▸ **JOB**:
Locate every line that holds the string "funkcji" and copy it.

▸ **Stored dataset items**:
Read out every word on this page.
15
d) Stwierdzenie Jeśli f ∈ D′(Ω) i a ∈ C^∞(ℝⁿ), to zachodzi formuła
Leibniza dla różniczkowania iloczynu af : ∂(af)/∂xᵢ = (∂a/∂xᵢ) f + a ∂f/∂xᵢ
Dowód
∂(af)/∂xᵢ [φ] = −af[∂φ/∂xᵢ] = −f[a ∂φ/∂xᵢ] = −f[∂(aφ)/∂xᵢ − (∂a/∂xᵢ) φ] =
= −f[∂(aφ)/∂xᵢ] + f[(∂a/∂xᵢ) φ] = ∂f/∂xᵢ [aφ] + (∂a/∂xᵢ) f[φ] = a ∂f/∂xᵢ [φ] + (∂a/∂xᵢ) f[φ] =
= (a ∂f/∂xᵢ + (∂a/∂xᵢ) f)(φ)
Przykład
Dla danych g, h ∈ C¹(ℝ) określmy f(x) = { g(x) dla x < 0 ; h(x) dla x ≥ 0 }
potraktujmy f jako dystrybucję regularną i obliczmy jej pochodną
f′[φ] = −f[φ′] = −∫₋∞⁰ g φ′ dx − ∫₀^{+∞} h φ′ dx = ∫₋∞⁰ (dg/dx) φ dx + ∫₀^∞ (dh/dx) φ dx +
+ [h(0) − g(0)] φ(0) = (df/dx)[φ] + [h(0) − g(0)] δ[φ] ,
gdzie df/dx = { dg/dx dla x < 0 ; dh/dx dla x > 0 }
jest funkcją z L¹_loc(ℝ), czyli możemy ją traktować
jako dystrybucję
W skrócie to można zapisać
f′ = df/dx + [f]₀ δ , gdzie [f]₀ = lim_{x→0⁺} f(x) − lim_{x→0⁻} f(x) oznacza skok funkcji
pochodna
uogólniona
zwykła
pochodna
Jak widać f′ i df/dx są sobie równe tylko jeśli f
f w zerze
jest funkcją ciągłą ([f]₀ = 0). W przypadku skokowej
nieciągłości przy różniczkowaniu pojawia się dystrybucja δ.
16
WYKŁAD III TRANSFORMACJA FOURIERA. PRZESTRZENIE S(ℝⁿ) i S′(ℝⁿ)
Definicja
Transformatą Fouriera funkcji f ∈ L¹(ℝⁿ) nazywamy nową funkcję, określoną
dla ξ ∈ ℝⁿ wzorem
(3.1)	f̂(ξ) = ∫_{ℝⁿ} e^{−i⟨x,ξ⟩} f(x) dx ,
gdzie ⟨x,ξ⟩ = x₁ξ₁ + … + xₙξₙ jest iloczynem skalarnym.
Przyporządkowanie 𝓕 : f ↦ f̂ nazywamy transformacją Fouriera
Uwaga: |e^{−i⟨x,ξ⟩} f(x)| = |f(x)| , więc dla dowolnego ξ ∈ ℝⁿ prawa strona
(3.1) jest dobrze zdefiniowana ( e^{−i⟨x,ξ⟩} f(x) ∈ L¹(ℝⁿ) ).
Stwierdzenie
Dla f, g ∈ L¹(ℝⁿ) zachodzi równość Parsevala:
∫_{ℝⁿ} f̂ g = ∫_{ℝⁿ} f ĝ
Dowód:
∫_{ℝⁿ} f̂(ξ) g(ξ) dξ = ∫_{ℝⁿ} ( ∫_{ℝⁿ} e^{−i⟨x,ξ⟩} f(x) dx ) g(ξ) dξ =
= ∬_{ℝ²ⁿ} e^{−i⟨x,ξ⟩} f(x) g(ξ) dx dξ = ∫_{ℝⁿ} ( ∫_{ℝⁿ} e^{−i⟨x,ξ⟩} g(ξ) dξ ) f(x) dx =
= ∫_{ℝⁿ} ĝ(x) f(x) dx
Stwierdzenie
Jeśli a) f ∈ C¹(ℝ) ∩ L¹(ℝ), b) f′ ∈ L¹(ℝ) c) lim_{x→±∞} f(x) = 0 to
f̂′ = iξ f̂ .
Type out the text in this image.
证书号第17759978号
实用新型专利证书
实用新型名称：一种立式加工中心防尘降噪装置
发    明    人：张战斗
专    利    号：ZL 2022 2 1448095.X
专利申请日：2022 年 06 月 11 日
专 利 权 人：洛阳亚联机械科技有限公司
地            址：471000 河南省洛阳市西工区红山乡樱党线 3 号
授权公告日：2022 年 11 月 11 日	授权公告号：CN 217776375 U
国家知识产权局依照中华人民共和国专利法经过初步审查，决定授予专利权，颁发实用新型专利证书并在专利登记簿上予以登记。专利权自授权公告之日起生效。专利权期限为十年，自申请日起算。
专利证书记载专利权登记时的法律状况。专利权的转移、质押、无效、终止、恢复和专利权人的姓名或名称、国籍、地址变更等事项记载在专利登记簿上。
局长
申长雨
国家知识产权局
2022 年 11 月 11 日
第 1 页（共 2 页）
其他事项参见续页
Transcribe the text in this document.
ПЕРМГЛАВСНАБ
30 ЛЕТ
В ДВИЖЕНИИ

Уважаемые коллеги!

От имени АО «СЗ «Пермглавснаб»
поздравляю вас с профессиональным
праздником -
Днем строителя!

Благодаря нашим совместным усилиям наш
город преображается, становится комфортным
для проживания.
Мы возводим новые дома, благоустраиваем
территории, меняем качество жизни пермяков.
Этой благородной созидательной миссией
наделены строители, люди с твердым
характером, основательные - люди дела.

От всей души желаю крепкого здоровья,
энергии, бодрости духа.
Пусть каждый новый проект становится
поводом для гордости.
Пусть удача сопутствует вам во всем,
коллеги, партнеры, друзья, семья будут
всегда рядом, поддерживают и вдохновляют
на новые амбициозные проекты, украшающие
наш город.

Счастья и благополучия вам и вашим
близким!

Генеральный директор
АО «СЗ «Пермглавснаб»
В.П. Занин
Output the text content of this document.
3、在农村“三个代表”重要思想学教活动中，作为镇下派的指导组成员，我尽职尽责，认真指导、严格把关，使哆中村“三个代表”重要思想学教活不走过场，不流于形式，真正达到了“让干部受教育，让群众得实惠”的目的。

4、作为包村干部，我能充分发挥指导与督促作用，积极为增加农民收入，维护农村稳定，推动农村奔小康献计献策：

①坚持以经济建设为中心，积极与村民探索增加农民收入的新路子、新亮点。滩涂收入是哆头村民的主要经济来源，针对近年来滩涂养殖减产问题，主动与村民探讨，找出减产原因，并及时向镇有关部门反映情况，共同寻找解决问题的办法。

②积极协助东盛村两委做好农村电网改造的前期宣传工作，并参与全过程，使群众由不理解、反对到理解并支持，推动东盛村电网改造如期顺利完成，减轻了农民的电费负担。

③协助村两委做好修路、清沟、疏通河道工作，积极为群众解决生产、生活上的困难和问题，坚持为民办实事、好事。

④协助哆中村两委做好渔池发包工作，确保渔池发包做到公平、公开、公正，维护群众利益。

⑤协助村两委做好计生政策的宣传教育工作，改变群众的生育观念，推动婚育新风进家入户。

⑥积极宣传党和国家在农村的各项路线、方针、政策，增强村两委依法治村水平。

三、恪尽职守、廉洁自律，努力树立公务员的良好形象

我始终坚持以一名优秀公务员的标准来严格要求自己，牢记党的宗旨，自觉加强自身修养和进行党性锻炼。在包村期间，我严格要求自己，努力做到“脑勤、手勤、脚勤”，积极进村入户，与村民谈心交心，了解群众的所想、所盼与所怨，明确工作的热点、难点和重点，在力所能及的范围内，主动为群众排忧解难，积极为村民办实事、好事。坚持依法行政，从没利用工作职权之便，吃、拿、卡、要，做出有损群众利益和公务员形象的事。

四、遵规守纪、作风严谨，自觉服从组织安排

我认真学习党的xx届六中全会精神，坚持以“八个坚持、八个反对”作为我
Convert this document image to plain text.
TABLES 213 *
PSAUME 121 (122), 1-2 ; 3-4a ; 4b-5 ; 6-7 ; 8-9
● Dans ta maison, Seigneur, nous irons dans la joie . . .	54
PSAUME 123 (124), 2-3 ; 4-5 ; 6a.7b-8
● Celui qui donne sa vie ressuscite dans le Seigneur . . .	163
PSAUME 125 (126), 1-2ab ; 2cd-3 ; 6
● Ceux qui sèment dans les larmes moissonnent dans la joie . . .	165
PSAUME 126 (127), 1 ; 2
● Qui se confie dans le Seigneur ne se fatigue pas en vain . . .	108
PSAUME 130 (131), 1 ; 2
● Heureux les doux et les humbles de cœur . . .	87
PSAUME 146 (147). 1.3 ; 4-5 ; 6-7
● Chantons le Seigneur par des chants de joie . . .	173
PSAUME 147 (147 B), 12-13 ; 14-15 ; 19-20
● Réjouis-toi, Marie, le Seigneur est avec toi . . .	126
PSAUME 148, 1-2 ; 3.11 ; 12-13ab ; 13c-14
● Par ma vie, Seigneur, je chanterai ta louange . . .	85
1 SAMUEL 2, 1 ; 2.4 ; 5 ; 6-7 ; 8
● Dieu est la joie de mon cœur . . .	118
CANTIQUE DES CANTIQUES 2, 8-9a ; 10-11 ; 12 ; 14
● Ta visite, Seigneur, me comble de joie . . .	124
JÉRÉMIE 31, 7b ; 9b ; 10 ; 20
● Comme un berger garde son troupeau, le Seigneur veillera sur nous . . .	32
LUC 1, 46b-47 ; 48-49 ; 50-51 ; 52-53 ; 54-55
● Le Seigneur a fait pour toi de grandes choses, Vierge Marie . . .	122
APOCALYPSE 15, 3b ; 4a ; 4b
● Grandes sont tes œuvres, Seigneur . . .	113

▸ **OUTPUT OF THE EXERCISE**:
f′ = df/dx + [f]₀ δ , gdzie [f]₀ = lim_{x→0⁺} f(x) − lim_{x→0⁻} f(x) oznacza skok funkcji
Transformatą Fouriera funkcji f ∈ L¹(ℝⁿ) nazywamy nową funkcję, określoną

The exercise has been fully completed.